(Do this)
Spot each line in the records below where the word "Blitzen" occurs, then copy it.

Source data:
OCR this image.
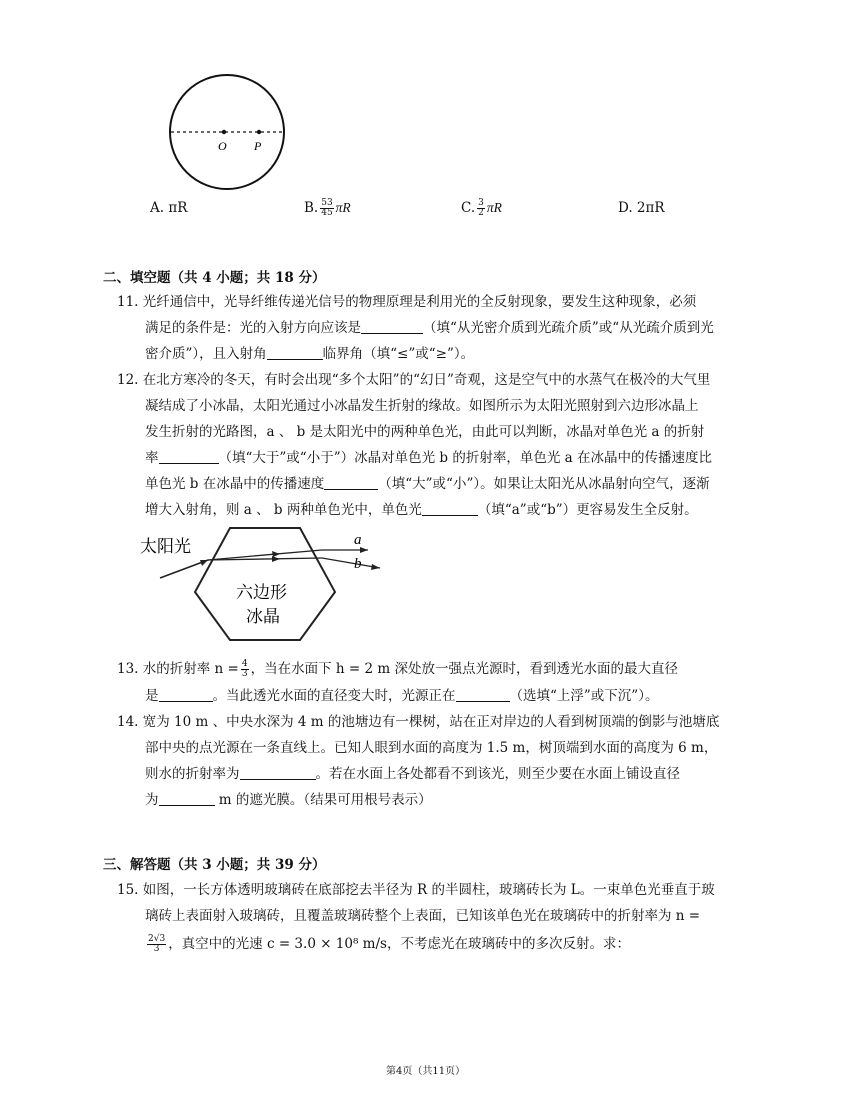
O P
A. πR	B. $\frac{53}{45}$ πR	C. $\frac{3}{2}$ πR	D. 2πR
二、填空题（共 4 小题；共 18 分）
11. 光纤通信中，光导纤维传递光信号的物理原理是利用光的全反射现象，要发生这种现象，必须
满足的条件是：光的入射方向应该是	（填“从光密介质到光疏介质”或“从光疏介质到光
密介质”），且入射角	临界角（填“≤”或“≥”）。
12. 在北方寒冷的冬天，有时会出现“多个太阳”的“幻日”奇观，这是空气中的水蒸气在极冷的大气里
凝结成了小冰晶，太阳光通过小冰晶发生折射的缘故。如图所示为太阳光照射到六边形冰晶上
发生折射的光路图，a 、 b 是太阳光中的两种单色光，由此可以判断，冰晶对单色光 a 的折射
率	（填“大于”或“小于”）冰晶对单色光 b 的折射率，单色光 a 在冰晶中的传播速度比
单色光 b 在冰晶中的传播速度	（填“大”或“小”）。如果让太阳光从冰晶射向空气，逐渐
增大入射角，则 a 、 b 两种单色光中，单色光	（填“a”或“b”）更容易发生全反射。
太阳光
六边形
冰晶
a
b
13. 水的折射率 $n = \frac{4}{3}$ ，当在水面下 h = 2 m 深处放一强点光源时，看到透光水面的最大直径
是	。当此透光水面的直径变大时，光源正在	（选填“上浮”或下沉”）。
14. 宽为 10 m 、中央水深为 4 m 的池塘边有一棵树，站在正对岸边的人看到树顶端的倒影与池塘底
部中央的点光源在一条直线上。已知人眼到水面的高度为 1.5 m，树顶端到水面的高度为 6 m，
则水的折射率为	。若在水面上各处都看不到该光，则至少要在水面上铺设直径
为	m 的遮光膜。（结果可用根号表示）
三、解答题（共 3 小题；共 39 分）
15. 如图，一长方体透明玻璃砖在底部挖去半径为 R 的半圆柱，玻璃砖长为 L。一束单色光垂直于玻
璃砖上表面射入玻璃砖，且覆盖玻璃砖整个上表面，已知该单色光在玻璃砖中的折射率为 n =
$\frac{2√3}{3}$ ，真空中的光速 c = 3.0 × 10⁸ m/s，不考虑光在玻璃砖中的多次反射。求：
第4页（共11页）
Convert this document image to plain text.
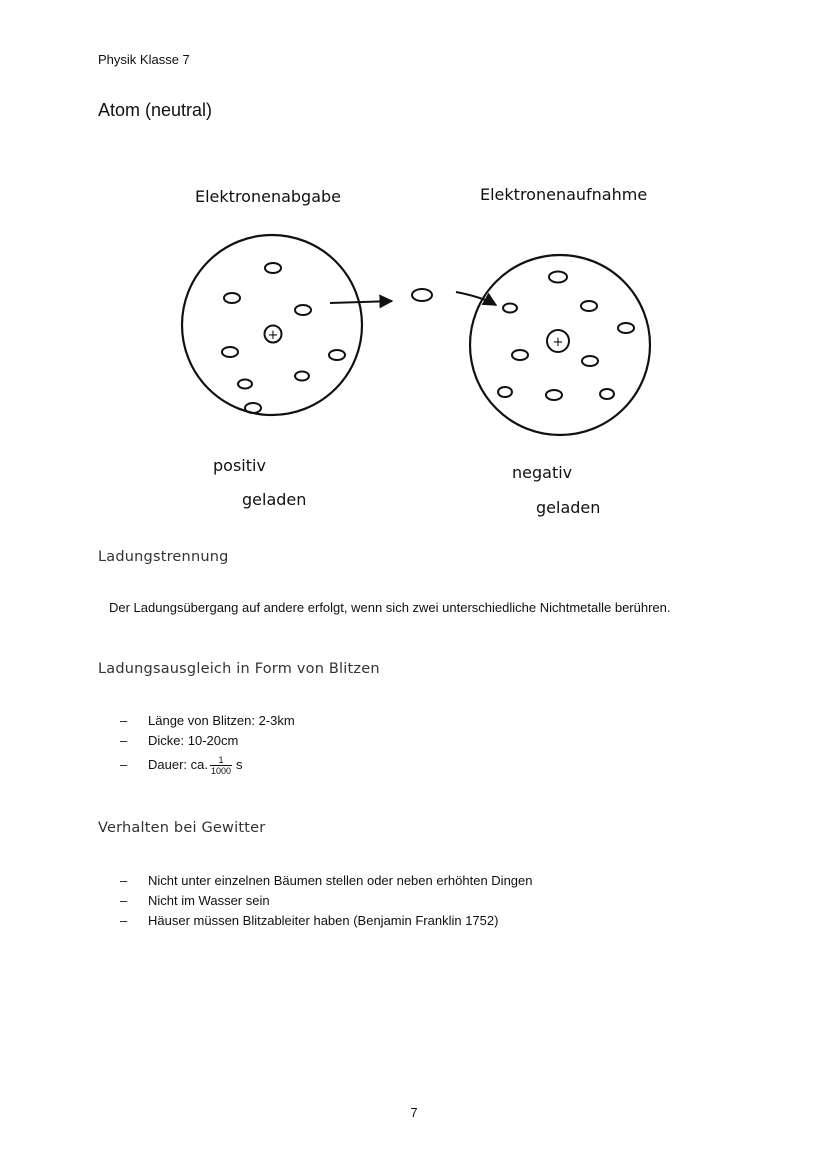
Physik Klasse 7
Atom (neutral)
Elektronenabgabe	Elektronenaufnahme
+	+
positiv
geladen
negativ
geladen
Ladungstrennung
Der Ladungsübergang auf andere erfolgt, wenn sich zwei unterschiedliche Nichtmetalle berühren.
Ladungsausgleich in Form von Blitzen
– Länge von Blitzen: 2-3km
– Dicke: 10-20cm
– Dauer: ca. $\frac{1}{1000}$ s
Verhalten bei Gewitter
– Nicht unter einzelnen Bäumen stellen oder neben erhöhten Dingen
– Nicht im Wasser sein
– Häuser müssen Blitzableiter haben (Benjamin Franklin 1752)
7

(Solution below)
Ladungsausgleich in Form von Blitzen
– Länge von Blitzen: 2-3km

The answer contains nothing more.